> **WHAT IS NEEDED**: Restate the data word for word and leave the images out.

## START RECORDS FOR THE TASK

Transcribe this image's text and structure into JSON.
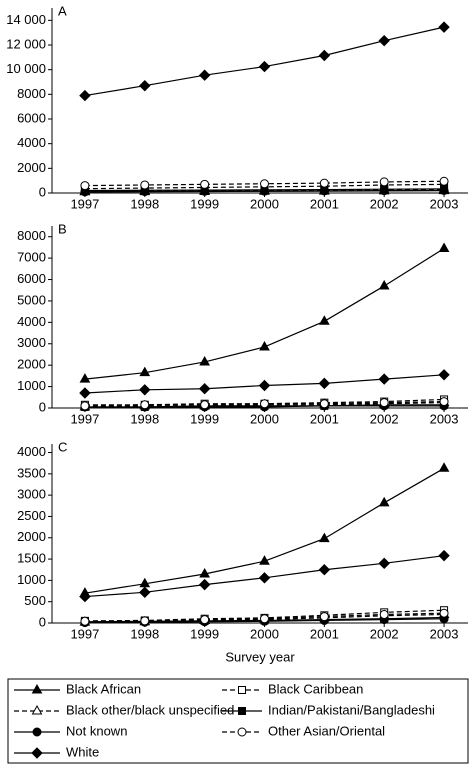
{
  "chart_data": [
    {
      "type": "line",
      "title": "A",
      "x": [
        1997,
        1998,
        1999,
        2000,
        2001,
        2002,
        2003
      ],
      "xlim": [
        1996.45,
        2003.4
      ],
      "xticks": [
        1997,
        1998,
        1999,
        2000,
        2001,
        2002,
        2003
      ],
      "ylim": [
        0,
        15000
      ],
      "yticks": [
        0,
        2000,
        4000,
        6000,
        8000,
        {
          "value": 10000,
          "label": "10 000"
        },
        {
          "value": 12000,
          "label": "12 000"
        },
        {
          "value": 14000,
          "label": "14 000"
        }
      ],
      "series": [
        {
          "name": "Black African",
          "color": "#000000",
          "marker": "triangle",
          "filled": true,
          "dashed": false,
          "values": [
            100,
            110,
            120,
            140,
            150,
            170,
            190
          ]
        },
        {
          "name": "Black Caribbean",
          "color": "#000000",
          "marker": "square",
          "filled": false,
          "dashed": true,
          "values": [
            350,
            400,
            450,
            500,
            550,
            650,
            700
          ]
        },
        {
          "name": "Black other/black unspecified",
          "color": "#000000",
          "marker": "triangle",
          "filled": false,
          "dashed": true,
          "values": [
            150,
            170,
            190,
            210,
            230,
            260,
            300
          ]
        },
        {
          "name": "Indian/Pakistani/Bangladeshi",
          "color": "#000000",
          "marker": "square",
          "filled": true,
          "dashed": false,
          "values": [
            200,
            220,
            240,
            260,
            280,
            310,
            340
          ]
        },
        {
          "name": "Not known",
          "color": "#000000",
          "marker": "circle",
          "filled": true,
          "dashed": false,
          "values": [
            100,
            120,
            140,
            150,
            170,
            190,
            210
          ]
        },
        {
          "name": "Other Asian/Oriental",
          "color": "#000000",
          "marker": "circle",
          "filled": false,
          "dashed": true,
          "values": [
            600,
            650,
            700,
            750,
            800,
            900,
            950
          ]
        },
        {
          "name": "White",
          "color": "#000000",
          "marker": "diamond",
          "filled": true,
          "dashed": false,
          "values": [
            7900,
            8700,
            9550,
            10250,
            11150,
            12350,
            13450
          ]
        }
      ]
    },
    {
      "type": "line",
      "title": "B",
      "x": [
        1997,
        1998,
        1999,
        2000,
        2001,
        2002,
        2003
      ],
      "xlim": [
        1996.45,
        2003.4
      ],
      "xticks": [
        1997,
        1998,
        1999,
        2000,
        2001,
        2002,
        2003
      ],
      "ylim": [
        0,
        8500
      ],
      "yticks": [
        0,
        1000,
        2000,
        3000,
        4000,
        5000,
        6000,
        7000,
        8000
      ],
      "series": [
        {
          "name": "Black African",
          "color": "#000000",
          "marker": "triangle",
          "filled": true,
          "dashed": false,
          "values": [
            1350,
            1650,
            2150,
            2850,
            4050,
            5700,
            7450
          ]
        },
        {
          "name": "Black Caribbean",
          "color": "#000000",
          "marker": "square",
          "filled": false,
          "dashed": true,
          "values": [
            150,
            150,
            200,
            200,
            250,
            300,
            400
          ]
        },
        {
          "name": "Black other/black unspecified",
          "color": "#000000",
          "marker": "triangle",
          "filled": false,
          "dashed": true,
          "values": [
            50,
            100,
            100,
            150,
            150,
            200,
            250
          ]
        },
        {
          "name": "Indian/Pakistani/Bangladeshi",
          "color": "#000000",
          "marker": "square",
          "filled": true,
          "dashed": false,
          "values": [
            50,
            50,
            100,
            100,
            100,
            150,
            150
          ]
        },
        {
          "name": "Not known",
          "color": "#000000",
          "marker": "circle",
          "filled": true,
          "dashed": false,
          "values": [
            50,
            50,
            50,
            50,
            100,
            100,
            100
          ]
        },
        {
          "name": "Other Asian/Oriental",
          "color": "#000000",
          "marker": "circle",
          "filled": false,
          "dashed": true,
          "values": [
            100,
            150,
            150,
            200,
            200,
            250,
            300
          ]
        },
        {
          "name": "White",
          "color": "#000000",
          "marker": "diamond",
          "filled": true,
          "dashed": false,
          "values": [
            700,
            850,
            900,
            1050,
            1150,
            1350,
            1550
          ]
        }
      ]
    },
    {
      "type": "line",
      "title": "C",
      "x_label": "Survey year",
      "x": [
        1997,
        1998,
        1999,
        2000,
        2001,
        2002,
        2003
      ],
      "xlim": [
        1996.45,
        2003.4
      ],
      "xticks": [
        1997,
        1998,
        1999,
        2000,
        2001,
        2002,
        2003
      ],
      "ylim": [
        0,
        4200
      ],
      "yticks": [
        0,
        500,
        1000,
        1500,
        2000,
        2500,
        3000,
        3500,
        4000
      ],
      "series": [
        {
          "name": "Black African",
          "color": "#000000",
          "marker": "triangle",
          "filled": true,
          "dashed": false,
          "values": [
            700,
            920,
            1150,
            1450,
            1980,
            2820,
            3630
          ]
        },
        {
          "name": "Black Caribbean",
          "color": "#000000",
          "marker": "square",
          "filled": false,
          "dashed": true,
          "values": [
            50,
            60,
            100,
            120,
            180,
            250,
            300
          ]
        },
        {
          "name": "Black other/black unspecified",
          "color": "#000000",
          "marker": "triangle",
          "filled": false,
          "dashed": true,
          "values": [
            20,
            30,
            60,
            80,
            120,
            170,
            200
          ]
        },
        {
          "name": "Indian/Pakistani/Bangladeshi",
          "color": "#000000",
          "marker": "square",
          "filled": true,
          "dashed": false,
          "values": [
            30,
            40,
            50,
            60,
            80,
            100,
            130
          ]
        },
        {
          "name": "Not known",
          "color": "#000000",
          "marker": "circle",
          "filled": true,
          "dashed": false,
          "values": [
            10,
            20,
            30,
            40,
            60,
            80,
            100
          ]
        },
        {
          "name": "Other Asian/Oriental",
          "color": "#000000",
          "marker": "circle",
          "filled": false,
          "dashed": true,
          "values": [
            40,
            50,
            80,
            100,
            150,
            200,
            230
          ]
        },
        {
          "name": "White",
          "color": "#000000",
          "marker": "diamond",
          "filled": true,
          "dashed": false,
          "values": [
            620,
            720,
            900,
            1060,
            1250,
            1400,
            1580
          ]
        }
      ]
    }
  ]
}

## END RECORDS FOR THE TASK

> **EXERCISE RESULT**:
Transcribe this image's text and structure into JSON.
{
  "chart_data": [
    {
      "type": "line",
      "title": "A",
      "x": [
        1997,
        1998,
        1999,
        2000,
        2001,
        2002,
        2003
      ],
      "xlim": [
        1996.45,
        2003.4
      ],
      "xticks": [
        1997,
        1998,
        1999,
        2000,
        2001,
        2002,
        2003
      ],
      "ylim": [
        0,
        15000
      ],
      "yticks": [
        0,
        2000,
        4000,
        6000,
        8000,
        {
          "value": 10000,
          "label": "10 000"
        },
        {
          "value": 12000,
          "label": "12 000"
        },
        {
          "value": 14000,
          "label": "14 000"
        }
      ],
      "series": [
        {
          "name": "Black African",
          "color": "#000000",
          "marker": "triangle",
          "filled": true,
          "dashed": false,
          "values": [
            100,
            110,
            120,
            140,
            150,
            170,
            190
          ]
        },
        {
          "name": "Black Caribbean",
          "color": "#000000",
          "marker": "square",
          "filled": false,
          "dashed": true,
          "values": [
            350,
            400,
            450,
            500,
            550,
            650,
            700
          ]
        },
        {
          "name": "Black other/black unspecified",
          "color": "#000000",
          "marker": "triangle",
          "filled": false,
          "dashed": true,
          "values": [
            150,
            170,
            190,
            210,
            230,
            260,
            300
          ]
        },
        {
          "name": "Indian/Pakistani/Bangladeshi",
          "color": "#000000",
          "marker": "square",
          "filled": true,
          "dashed": false,
          "values": [
            200,
            220,
            240,
            260,
            280,
            310,
            340
          ]
        },
        {
          "name": "Not known",
          "color": "#000000",
          "marker": "circle",
          "filled": true,
          "dashed": false,
          "values": [
            100,
            120,
            140,
            150,
            170,
            190,
            210
          ]
        },
        {
          "name": "Other Asian/Oriental",
          "color": "#000000",
          "marker": "circle",
          "filled": false,
          "dashed": true,
          "values": [
            600,
            650,
            700,
            750,
            800,
            900,
            950
          ]
        },
        {
          "name": "White",
          "color": "#000000",
          "marker": "diamond",
          "filled": true,
          "dashed": false,
          "values": [
            7900,
            8700,
            9550,
            10250,
            11150,
            12350,
            13450
          ]
        }
      ]
    },
    {
      "type": "line",
      "title": "B",
      "x": [
        1997,
        1998,
        1999,
        2000,
        2001,
        2002,
        2003
      ],
      "xlim": [
        1996.45,
        2003.4
      ],
      "xticks": [
        1997,
        1998,
        1999,
        2000,
        2001,
        2002,
        2003
      ],
      "ylim": [
        0,
        8500
      ],
      "yticks": [
        0,
        1000,
        2000,
        3000,
        4000,
        5000,
        6000,
        7000,
        8000
      ],
      "series": [
        {
          "name": "Black African",
          "color": "#000000",
          "marker": "triangle",
          "filled": true,
          "dashed": false,
          "values": [
            1350,
            1650,
            2150,
            2850,
            4050,
            5700,
            7450
          ]
        },
        {
          "name": "Black Caribbean",
          "color": "#000000",
          "marker": "square",
          "filled": false,
          "dashed": true,
          "values": [
            150,
            150,
            200,
            200,
            250,
            300,
            400
          ]
        },
        {
          "name": "Black other/black unspecified",
          "color": "#000000",
          "marker": "triangle",
          "filled": false,
          "dashed": true,
          "values": [
            50,
            100,
            100,
            150,
            150,
            200,
            250
          ]
        },
        {
          "name": "Indian/Pakistani/Bangladeshi",
          "color": "#000000",
          "marker": "square",
          "filled": true,
          "dashed": false,
          "values": [
            50,
            50,
            100,
            100,
            100,
            150,
            150
          ]
        },
        {
          "name": "Not known",
          "color": "#000000",
          "marker": "circle",
          "filled": true,
          "dashed": false,
          "values": [
            50,
            50,
            50,
            50,
            100,
            100,
            100
          ]
        },
        {
          "name": "Other Asian/Oriental",
          "color": "#000000",
          "marker": "circle",
          "filled": false,
          "dashed": true,
          "values": [
            100,
            150,
            150,
            200,
            200,
            250,
            300
          ]
        },
        {
          "name": "White",
          "color": "#000000",
          "marker": "diamond",
          "filled": true,
          "dashed": false,
          "values": [
            700,
            850,
            900,
            1050,
            1150,
            1350,
            1550
          ]
        }
      ]
    },
    {
      "type": "line",
      "title": "C",
      "x_label": "Survey year",
      "x": [
        1997,
        1998,
        1999,
        2000,
        2001,
        2002,
        2003
      ],
      "xlim": [
        1996.45,
        2003.4
      ],
      "xticks": [
        1997,
        1998,
        1999,
        2000,
        2001,
        2002,
        2003
      ],
      "ylim": [
        0,
        4200
      ],
      "yticks": [
        0,
        500,
        1000,
        1500,
        2000,
        2500,
        3000,
        3500,
        4000
      ],
      "series": [
        {
          "name": "Black African",
          "color": "#000000",
          "marker": "triangle",
          "filled": true,
          "dashed": false,
          "values": [
            700,
            920,
            1150,
            1450,
            1980,
            2820,
            3630
          ]
        },
        {
          "name": "Black Caribbean",
          "color": "#000000",
          "marker": "square",
          "filled": false,
          "dashed": true,
          "values": [
            50,
            60,
            100,
            120,
            180,
            250,
            300
          ]
        },
        {
          "name": "Black other/black unspecified",
          "color": "#000000",
          "marker": "triangle",
          "filled": false,
          "dashed": true,
          "values": [
            20,
            30,
            60,
            80,
            120,
            170,
            200
          ]
        },
        {
          "name": "Indian/Pakistani/Bangladeshi",
          "color": "#000000",
          "marker": "square",
          "filled": true,
          "dashed": false,
          "values": [
            30,
            40,
            50,
            60,
            80,
            100,
            130
          ]
        },
        {
          "name": "Not known",
          "color": "#000000",
          "marker": "circle",
          "filled": true,
          "dashed": false,
          "values": [
            10,
            20,
            30,
            40,
            60,
            80,
            100
          ]
        },
        {
          "name": "Other Asian/Oriental",
          "color": "#000000",
          "marker": "circle",
          "filled": false,
          "dashed": true,
          "values": [
            40,
            50,
            80,
            100,
            150,
            200,
            230
          ]
        },
        {
          "name": "White",
          "color": "#000000",
          "marker": "diamond",
          "filled": true,
          "dashed": false,
          "values": [
            620,
            720,
            900,
            1060,
            1250,
            1400,
            1580
          ]
        }
      ]
    }
  ]
}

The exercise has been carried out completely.